- _ASSIGNMENT_
Every line of the data below that holds the string "average" needs to be reported.

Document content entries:
========

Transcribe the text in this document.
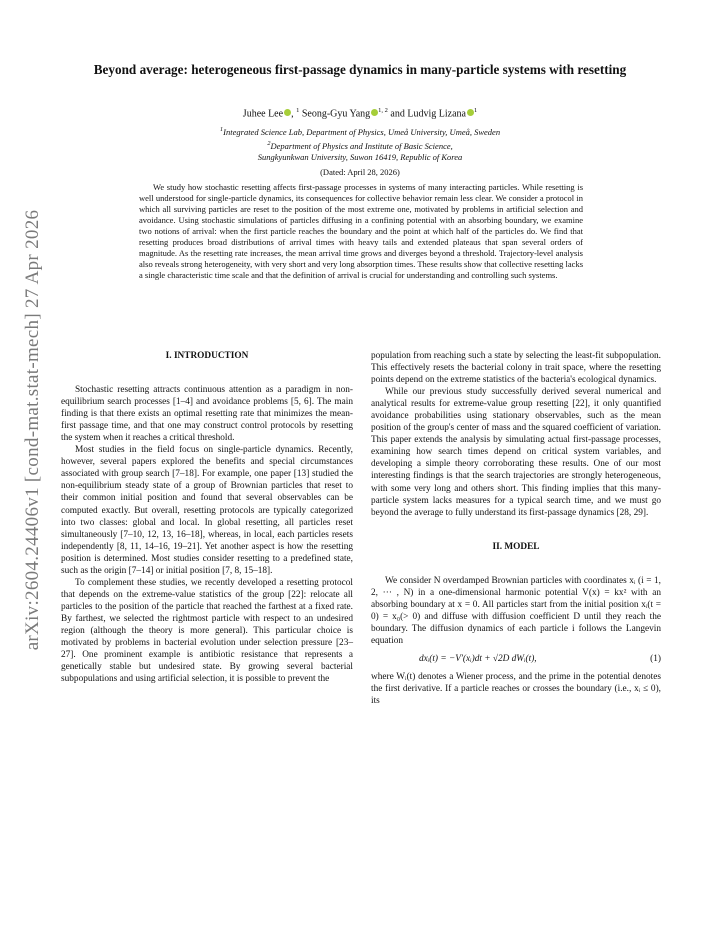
arXiv:2604.24406v1 [cond-mat.stat-mech] 27 Apr 2026
Beyond average: heterogeneous first-passage dynamics in many-particle systems with resetting
Juhee Lee , $^1$ Seong-Gyu Yang $^{1, 2}$ and Ludvig Lizana $^1$
$^1$Integrated Science Lab, Department of Physics, Umeå University, Umeå, Sweden
$^2$Department of Physics and Institute of Basic Science,
Sungkyunkwan University, Suwon 16419, Republic of Korea
(Dated: April 28, 2026)
We study how stochastic resetting affects first-passage processes in systems of many interacting particles. While resetting is well understood for single-particle dynamics, its consequences for collective behavior remain less clear. We consider a protocol in which all surviving particles are reset to the position of the most extreme one, motivated by problems in artificial selection and avoidance. Using stochastic simulations of particles diffusing in a confining potential with an absorbing boundary, we examine two notions of arrival: when the first particle reaches the boundary and the point at which half of the particles do. We find that resetting produces broad distributions of arrival times with heavy tails and extended plateaus that span several orders of magnitude. As the resetting rate increases, the mean arrival time grows and diverges beyond a threshold. Trajectory-level analysis also reveals strong heterogeneity, with very short and very long absorption times. These results show that collective resetting lacks a single characteristic time scale and that the definition of arrival is crucial for understanding and controlling such systems.
I. INTRODUCTION

Stochastic resetting attracts continuous attention as a paradigm in non-equilibrium search processes [1–4] and avoidance problems [5, 6]. The main finding is that there exists an optimal resetting rate that minimizes the mean-first passage time, and that one may construct control protocols by resetting the system when it reaches a critical threshold.

Most studies in the field focus on single-particle dynamics. Recently, however, several papers explored the benefits and special circumstances associated with group search [7–18]. For example, one paper [13] studied the non-equilibrium steady state of a group of Brownian particles that reset to their common initial position and found that several observables can be computed exactly. But overall, resetting protocols are typically categorized into two classes: global and local. In global resetting, all particles reset simultaneously [7–10, 12, 13, 16–18], whereas, in local, each particles resets independently [8, 11, 14–16, 19–21]. Yet another aspect is how the resetting position is determined. Most studies consider resetting to a predefined state, such as the origin [7–14] or initial position [7, 8, 15–18].

To complement these studies, we recently developed a resetting protocol that depends on the extreme-value statistics of the group [22]: relocate all particles to the position of the particle that reached the farthest at a fixed rate. By farthest, we selected the rightmost particle with respect to an undesired region (although the theory is more general). This particular choice is motivated by problems in bacterial evolution under selection pressure [23–27]. One prominent example is antibiotic resistance that represents a genetically stable but undesired state. By growing several bacterial subpopulations and using artificial selection, it is possible to prevent the

population from reaching such a state by selecting the least-fit subpopulation. This effectively resets the bacterial colony in trait space, where the resetting points depend on the extreme statistics of the bacteria's ecological dynamics.

While our previous study successfully derived several numerical and analytical results for extreme-value group resetting [22], it only quantified avoidance probabilities using stationary observables, such as the mean position of the group's center of mass and the squared coefficient of variation. This paper extends the analysis by simulating actual first-passage processes, examining how search times depend on critical system variables, and developing a simple theory corroborating these results. One of our most interesting findings is that the search trajectories are strongly heterogeneous, with some very long and others short. This finding implies that this many-particle system lacks measures for a typical search time, and we must go beyond the average to fully understand its first-passage dynamics [28, 29].

II. MODEL

We consider N overdamped Brownian particles with coordinates xᵢ (i = 1, 2, ··· , N) in a one-dimensional harmonic potential V(x) = kx² with an absorbing boundary at x = 0. All particles start from the initial position xᵢ(t = 0) = x₀(> 0) and diffuse with diffusion coefficient D until they reach the boundary. The diffusion dynamics of each particle i follows the Langevin equation

dxᵢ(t) = −V′(xᵢ)dt + √2D dWᵢ(t),	(1)

where Wᵢ(t) denotes a Wiener process, and the prime in the potential denotes the first derivative. If a particle reaches or crosses the boundary (i.e., xᵢ ≤ 0), its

========

- _REPLY TO THE TASK_
Beyond average: heterogeneous first-passage dynamics in many-particle systems with resetting
While our previous study successfully derived several numerical and analytical results for extreme-value group resetting [22], it only quantified avoidance probabilities using stationary observables, such as the mean position of the group's center of mass and the squared coefficient of variation. This paper extends the analysis by simulating actual first-passage processes, examining how search times depend on critical system variables, and developing a simple theory corroborating these results. One of our most interesting findings is that the search trajectories are strongly heterogeneous, with some very long and others short. This finding implies that this many-particle system lacks measures for a typical search time, and we must go beyond the average to fully understand its first-passage dynamics [28, 29].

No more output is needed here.